-- Begin DATASET RECORDS --

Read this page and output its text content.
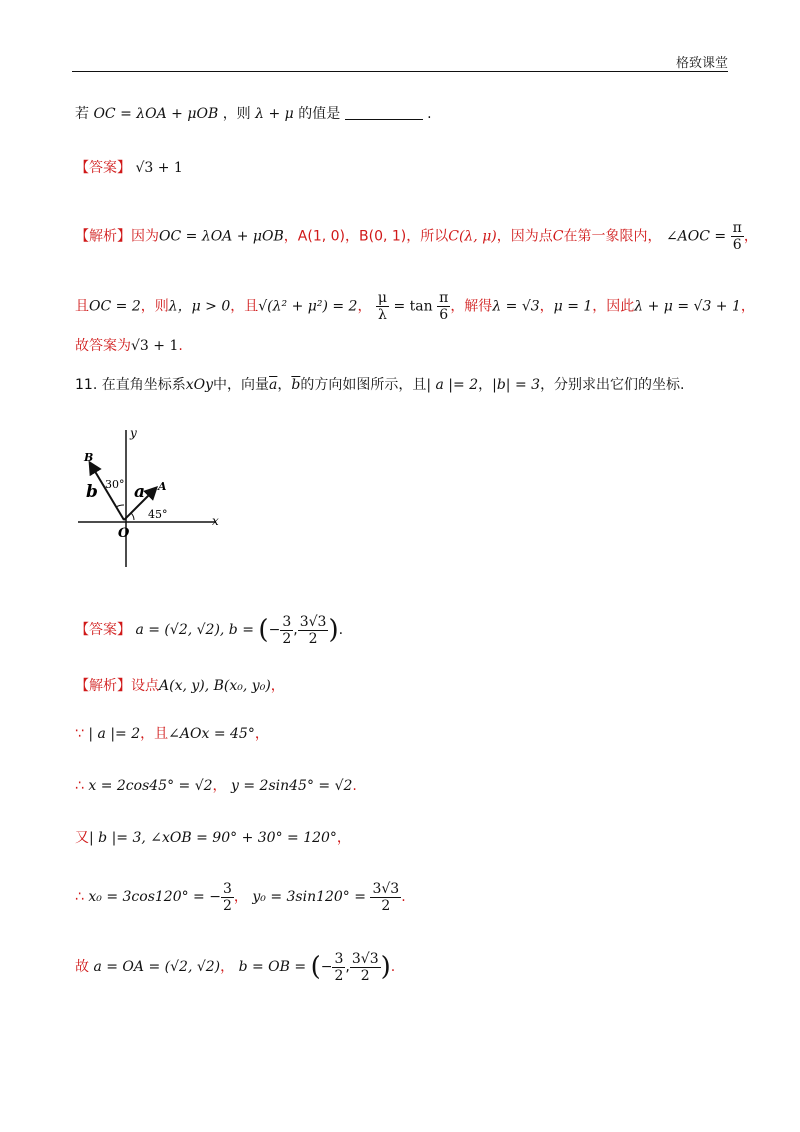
格致课堂
若 OC = λOA + μOB ，则 λ + μ 的值是	.
【答案】 √3 + 1
【解析】因为OC = λOA + μOB，A(1, 0)，B(0, 1)，所以C(λ, μ)，因为点C在第一象限内， ∠AOC = $\frac{\pi}{6}$ ，
且OC = 2，则λ，μ > 0，且√(λ² + μ²) = 2， $\frac{\mu}{\lambda} = \tan \frac{\pi}{6}$ ，解得λ = √3，μ = 1，因此λ + μ = √3 + 1，
故答案为√3 + 1.
11. 在直角坐标系xOy中，向量$\overline{a}$，$\overline{b}$的方向如图所示，且| a |= 2，|b| = 3，分别求出它们的坐标.
y
x
O
B
A
b a
30°
45°
【答案】 a = (√2, √2), b = (− $\frac{3}{2}$ , $\frac{3√3}{2}$ ).
【解析】设点A(x, y), B(x₀, y₀)，
∵ | a |= 2，且∠AOx = 45°，
∴ x = 2cos45° = √2， y = 2sin45° = √2.
又| b |= 3, ∠xOB = 90° + 30° = 120°，
∴ x₀ = 3cos120° = − $\frac{3}{2}$ ， $y_0 = 3\sin 120^\circ = \frac{3√3}{2}$ .
故 a = OA = (√2, √2)， b = OB = (− $\frac{3}{2}$ , $\frac{3√3}{2}$ ).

-- End DATASET RECORDS --

§ PROBLEM: Copy out each line that contains the word "frac".

§ ANSWER TO THE TASK:
【解析】因为OC = λOA + μOB，A(1, 0)，B(0, 1)，所以C(λ, μ)，因为点C在第一象限内， ∠AOC = $\frac{\pi}{6}$ ，
且OC = 2，则λ，μ > 0，且√(λ² + μ²) = 2， $\frac{\mu}{\lambda} = \tan \frac{\pi}{6}$ ，解得λ = √3，μ = 1，因此λ + μ = √3 + 1，
【答案】 a = (√2, √2), b = (− $\frac{3}{2}$ , $\frac{3√3}{2}$ ).
∴ x₀ = 3cos120° = − $\frac{3}{2}$ ， $y_0 = 3\sin 120^\circ = \frac{3√3}{2}$ .
故 a = OA = (√2, √2)， b = OB = (− $\frac{3}{2}$ , $\frac{3√3}{2}$ ).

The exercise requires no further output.